§ **Requirement**:
Copy out the listing that follows, exactly, without its pictures.

● ● ● ● ● ● ●

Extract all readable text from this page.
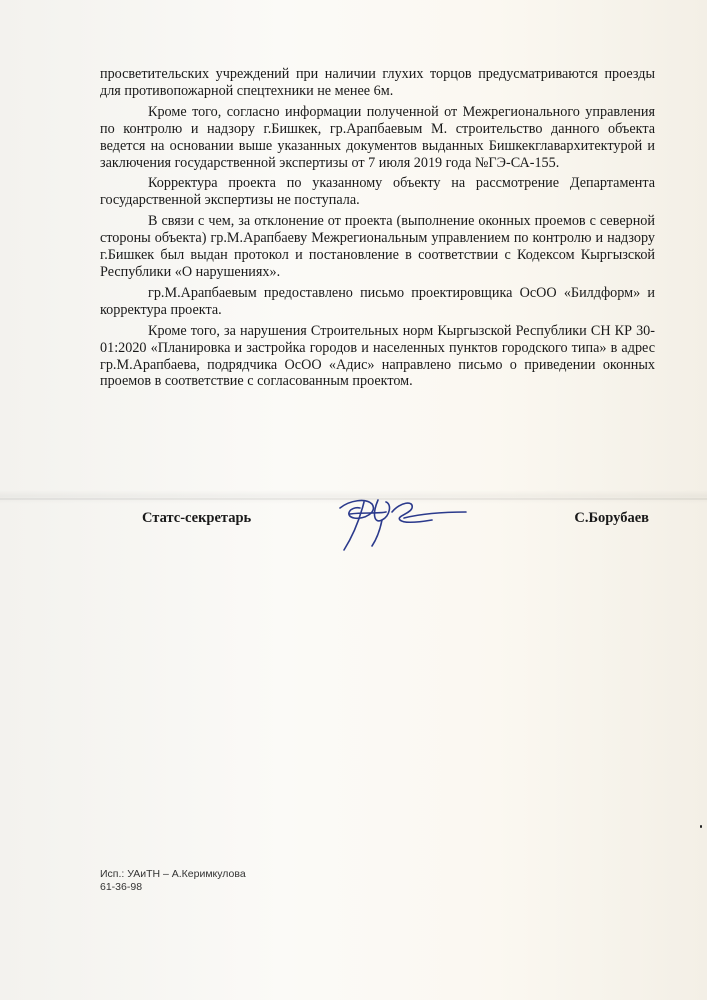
просветительских учреждений при наличии глухих торцов предусматриваются проезды для противопожарной спецтехники не менее 6м.

Кроме того, согласно информации полученной от Межрегионального управления по контролю и надзору г.Бишкек, гр.Арапбаевым М. строительство данного объекта ведется на основании выше указанных документов выданных Бишкекглавархитектурой и заключения государственной экспертизы от 7 июля 2019 года №ГЭ-СА-155.

Корректура проекта по указанному объекту на рассмотрение Департамента государственной экспертизы не поступала.

В связи с чем, за отклонение от проекта (выполнение оконных проемов с северной стороны объекта) гр.М.Арапбаеву Межрегиональным управлением по контролю и надзору г.Бишкек был выдан протокол и постановление в соответствии с Кодексом Кыргызской Республики «О нарушениях».

гр.М.Арапбаевым предоставлено письмо проектировщика ОсОО «Билдформ» и корректура проекта.

Кроме того, за нарушения Строительных норм Кыргызской Республики СН КР 30-01:2020 «Планировка и застройка городов и населенных пунктов городского типа» в адрес гр.М.Арапбаева, подрядчика ОсОО «Адис» направлено письмо о приведении оконных проемов в соответствие с согласованным проектом.

Статс-секретарь	С.Борубаев
Исп.: УАиТН – А.Керимкулова
61-36-98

● ● ● ● ● ● ●

§ **Response below**:
Extract all readable text from this page.
просветительских учреждений при наличии глухих торцов предусматриваются проезды для противопожарной спецтехники не менее 6м.

Кроме того, согласно информации полученной от Межрегионального управления по контролю и надзору г.Бишкек, гр.Арапбаевым М. строительство данного объекта ведется на основании выше указанных документов выданных Бишкекглавархитектурой и заключения государственной экспертизы от 7 июля 2019 года №ГЭ-СА-155.

Корректура проекта по указанному объекту на рассмотрение Департамента государственной экспертизы не поступала.

В связи с чем, за отклонение от проекта (выполнение оконных проемов с северной стороны объекта) гр.М.Арапбаеву Межрегиональным управлением по контролю и надзору г.Бишкек был выдан протокол и постановление в соответствии с Кодексом Кыргызской Республики «О нарушениях».

гр.М.Арапбаевым предоставлено письмо проектировщика ОсОО «Билдформ» и корректура проекта.

Кроме того, за нарушения Строительных норм Кыргызской Республики СН КР 30-01:2020 «Планировка и застройка городов и населенных пунктов городского типа» в адрес гр.М.Арапбаева, подрядчика ОсОО «Адис» направлено письмо о приведении оконных проемов в соответствие с согласованным проектом.

Статс-секретарь	С.Борубаев
Исп.: УАиТН – А.Керимкулова
61-36-98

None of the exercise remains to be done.